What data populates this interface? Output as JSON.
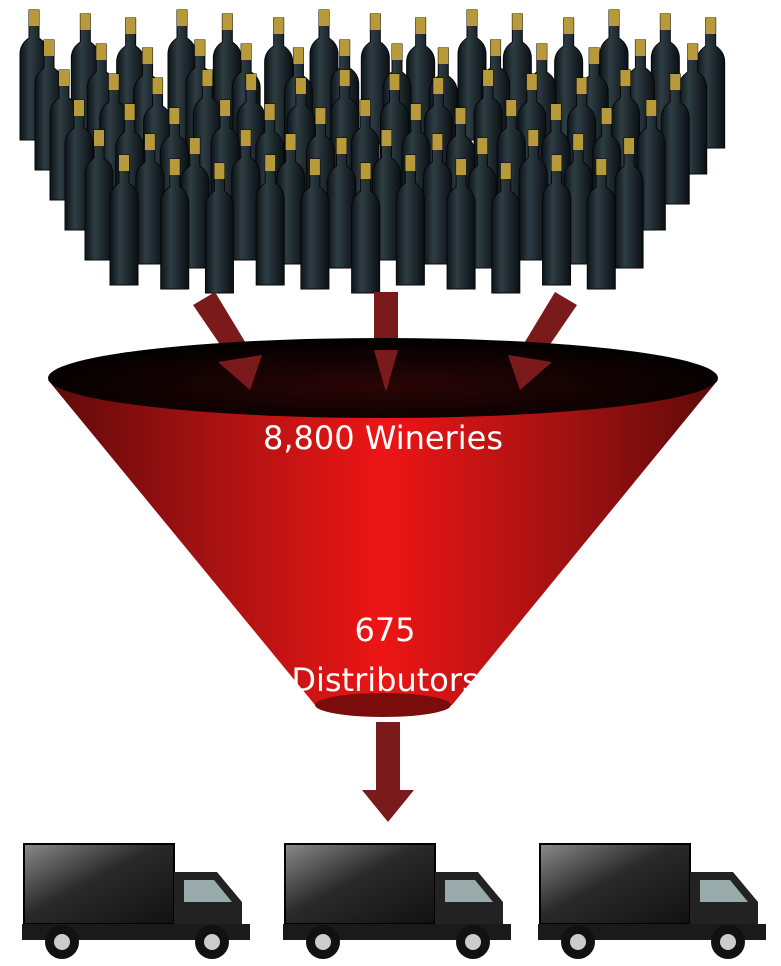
{
  "funnel": {
    "top_label": "8,800 Wineries",
    "bottom_label": {
      "count": "675",
      "name": "Distributors"
    }
  }
}
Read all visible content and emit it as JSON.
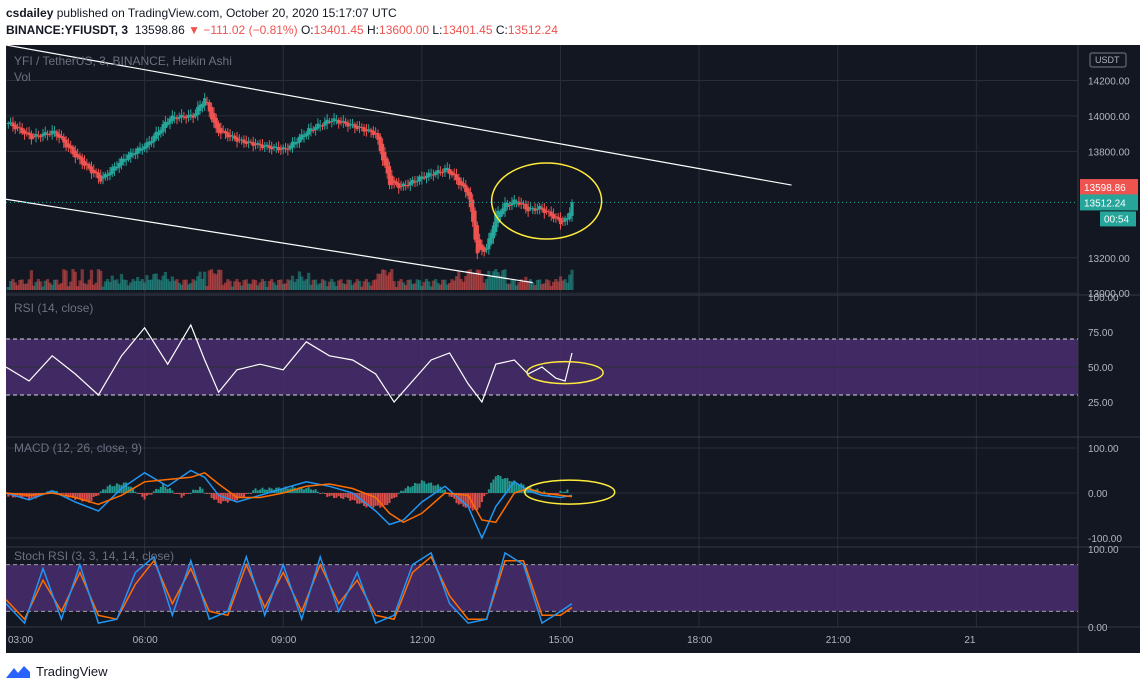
{
  "header": {
    "author": "csdailey",
    "published_text": "published on TradingView.com, October 20, 2020 15:17:07 UTC",
    "symbol_line": "BINANCE:YFIUSDT, 3",
    "last_price": "13598.86",
    "change": "▼ −111.02 (−0.81%)",
    "o_label": "O:",
    "o_value": "13401.45",
    "h_label": "H:",
    "h_value": "13600.00",
    "l_label": "L:",
    "l_value": "13401.45",
    "c_label": "C:",
    "c_value": "13512.24"
  },
  "colors": {
    "background": "#131722",
    "grid": "#2a2e39",
    "up": "#26a69a",
    "down": "#ef5350",
    "rsi_line": "#ffffff",
    "band_fill": "#4a2d6e",
    "macd_line": "#2196f3",
    "signal_line": "#ff6d00",
    "stoch_k": "#2196f3",
    "stoch_d": "#ff6d00",
    "highlight_ellipse": "#ffeb3b",
    "trendline": "#ffffff"
  },
  "chart_data": [
    {
      "type": "candlestick",
      "title": "YFI / TetherUS, 3, BINANCE, Heikin Ashi",
      "volume_label": "Vol",
      "currency_label": "USDT",
      "y_axis_ticks": [
        "14200.00",
        "14000.00",
        "13800.00",
        "13200.00",
        "13000.00"
      ],
      "ylim": [
        12990,
        14400
      ],
      "price_tags": {
        "last": "13598.86",
        "close": "13512.24",
        "countdown": "00:54"
      },
      "x_ticks": [
        "03:00",
        "06:00",
        "09:00",
        "12:00",
        "15:00",
        "18:00",
        "21:00",
        "21"
      ],
      "x_tick_times": [
        3,
        6,
        9,
        12,
        15,
        18,
        21,
        24
      ],
      "x_range": [
        3,
        26.2
      ],
      "series": {
        "time": [
          3.05,
          3.55,
          4.05,
          4.55,
          5.05,
          5.55,
          6.05,
          6.55,
          7.05,
          7.3,
          7.55,
          8.05,
          8.55,
          9.05,
          9.55,
          10.05,
          10.55,
          11.0,
          11.3,
          11.55,
          12.05,
          12.55,
          13.0,
          13.2,
          13.4,
          13.6,
          13.8,
          14.05,
          14.3,
          14.55,
          14.8,
          15.0,
          15.15,
          15.25
        ],
        "close": [
          13960,
          13880,
          13910,
          13760,
          13640,
          13760,
          13840,
          13990,
          14000,
          14100,
          13920,
          13860,
          13830,
          13810,
          13920,
          13980,
          13940,
          13900,
          13620,
          13600,
          13660,
          13700,
          13560,
          13230,
          13250,
          13440,
          13500,
          13520,
          13470,
          13480,
          13440,
          13400,
          13420,
          13512
        ]
      },
      "trendlines": [
        {
          "from": [
            3,
            14400
          ],
          "to": [
            20.0,
            13610
          ]
        },
        {
          "from": [
            3,
            13530
          ],
          "to": [
            14.4,
            13060
          ]
        }
      ]
    },
    {
      "type": "line",
      "title": "RSI (14, close)",
      "y_axis_ticks": [
        "100.00",
        "75.00",
        "50.00",
        "25.00"
      ],
      "ylim": [
        0,
        100
      ],
      "bands": [
        30,
        70
      ],
      "x": [
        3.0,
        3.5,
        4.0,
        4.5,
        5.0,
        5.5,
        6.0,
        6.5,
        7.0,
        7.3,
        7.6,
        8.0,
        8.5,
        9.0,
        9.5,
        10.0,
        10.5,
        11.0,
        11.4,
        11.8,
        12.2,
        12.6,
        13.0,
        13.3,
        13.6,
        14.0,
        14.3,
        14.6,
        14.9,
        15.1,
        15.25
      ],
      "values": [
        50,
        40,
        58,
        45,
        30,
        58,
        78,
        52,
        80,
        55,
        32,
        48,
        52,
        48,
        68,
        58,
        55,
        45,
        25,
        40,
        55,
        60,
        38,
        25,
        52,
        55,
        45,
        50,
        42,
        40,
        60
      ]
    },
    {
      "type": "line",
      "title": "MACD (12, 26, close, 9)",
      "y_axis_ticks": [
        "100.00",
        "0.00",
        "-100.00"
      ],
      "ylim": [
        -120,
        120
      ],
      "x": [
        3.0,
        3.5,
        4.0,
        4.5,
        5.0,
        5.5,
        6.0,
        6.5,
        7.0,
        7.3,
        7.6,
        8.0,
        8.5,
        9.0,
        9.5,
        10.0,
        10.5,
        11.0,
        11.3,
        11.6,
        12.0,
        12.5,
        13.0,
        13.3,
        13.6,
        14.0,
        14.3,
        14.6,
        15.0,
        15.25
      ],
      "series": [
        {
          "name": "MACD",
          "values": [
            0,
            -15,
            5,
            -20,
            -40,
            10,
            45,
            15,
            50,
            35,
            -5,
            -20,
            -5,
            10,
            25,
            15,
            0,
            -40,
            -70,
            -60,
            -20,
            15,
            -30,
            -100,
            -30,
            25,
            5,
            -5,
            -10,
            -5
          ]
        },
        {
          "name": "Signal",
          "values": [
            0,
            -5,
            0,
            -10,
            -25,
            -5,
            25,
            30,
            35,
            45,
            20,
            -10,
            -10,
            0,
            15,
            20,
            10,
            -10,
            -45,
            -65,
            -45,
            0,
            -5,
            -60,
            -65,
            0,
            10,
            0,
            -5,
            -8
          ]
        }
      ],
      "histogram_x": [
        3.2,
        3.6,
        4.0,
        4.4,
        4.8,
        5.2,
        5.6,
        6.0,
        6.4,
        6.8,
        7.2,
        7.6,
        8.0,
        8.4,
        8.8,
        9.2,
        9.6,
        10.0,
        10.4,
        10.8,
        11.2,
        11.6,
        12.0,
        12.4,
        12.8,
        13.2,
        13.6,
        14.0,
        14.4,
        14.8,
        15.1
      ],
      "histogram": [
        -8,
        -12,
        6,
        -10,
        -20,
        15,
        22,
        -12,
        18,
        -8,
        12,
        -22,
        -15,
        8,
        10,
        12,
        10,
        -8,
        -12,
        -30,
        -30,
        8,
        26,
        15,
        -25,
        -40,
        40,
        25,
        10,
        -4,
        5
      ]
    },
    {
      "type": "line",
      "title": "Stoch RSI (3, 3, 14, 14, close)",
      "y_axis_ticks": [
        "100.00",
        "0.00"
      ],
      "ylim": [
        0,
        100
      ],
      "bands": [
        20,
        80
      ],
      "x": [
        3.0,
        3.4,
        3.8,
        4.2,
        4.6,
        5.0,
        5.4,
        5.8,
        6.2,
        6.6,
        7.0,
        7.4,
        7.8,
        8.2,
        8.6,
        9.0,
        9.4,
        9.8,
        10.2,
        10.6,
        11.0,
        11.4,
        11.8,
        12.2,
        12.6,
        13.0,
        13.4,
        13.8,
        14.2,
        14.6,
        15.0,
        15.25
      ],
      "series": [
        {
          "name": "K",
          "values": [
            30,
            5,
            75,
            10,
            80,
            5,
            10,
            70,
            90,
            15,
            85,
            10,
            20,
            90,
            15,
            80,
            10,
            90,
            20,
            70,
            5,
            15,
            80,
            95,
            30,
            5,
            10,
            95,
            80,
            5,
            20,
            30
          ]
        },
        {
          "name": "D",
          "values": [
            35,
            10,
            60,
            20,
            70,
            15,
            10,
            55,
            85,
            30,
            75,
            20,
            15,
            80,
            25,
            70,
            20,
            80,
            30,
            60,
            15,
            10,
            70,
            90,
            40,
            10,
            10,
            85,
            85,
            15,
            15,
            25
          ]
        }
      ]
    }
  ],
  "footer": {
    "brand": "TradingView"
  }
}
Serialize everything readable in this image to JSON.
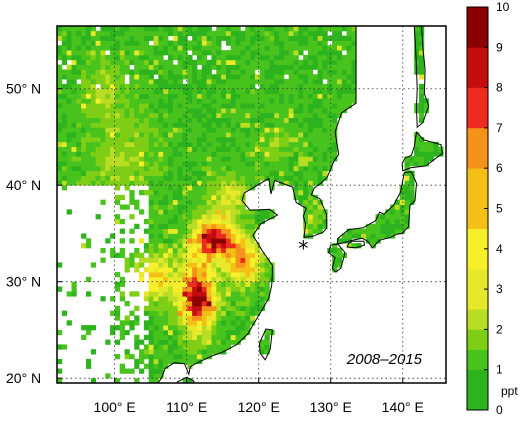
{
  "chart_data": {
    "type": "heatmap",
    "period": "2008–2015",
    "x_ticks": [
      {
        "value": 100,
        "label": "100° E"
      },
      {
        "value": 110,
        "label": "110° E"
      },
      {
        "value": 120,
        "label": "120° E"
      },
      {
        "value": 130,
        "label": "130° E"
      },
      {
        "value": 140,
        "label": "140° E"
      }
    ],
    "y_ticks": [
      {
        "value": 20,
        "label": "20° N"
      },
      {
        "value": 30,
        "label": "30° N"
      },
      {
        "value": 40,
        "label": "40° N"
      },
      {
        "value": 50,
        "label": "50° N"
      }
    ],
    "xlim": [
      92,
      146
    ],
    "ylim": [
      19.5,
      56.5
    ],
    "grid": true,
    "marker": {
      "label": "*",
      "lon": 126.2,
      "lat": 33.3
    },
    "colorbar": {
      "unit": "ppt",
      "range": [
        0,
        10
      ],
      "tick_labels": [
        "0",
        "1",
        "2",
        "3",
        "4",
        "5",
        "6",
        "7",
        "8",
        "9",
        "10"
      ],
      "colors": [
        "#2db31e",
        "#48c21c",
        "#7fce16",
        "#b9dd23",
        "#e6e82a",
        "#f6ef2a",
        "#f4c016",
        "#f5921a",
        "#ed2b1e",
        "#c40c0f",
        "#8b0000"
      ]
    }
  }
}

----------------

Copy all lines from the material that include "JSON".

What data populates this interface? Output as JSON.
Read all visible content and emit it as JSON.
Serialize everything readable in this image to JSON.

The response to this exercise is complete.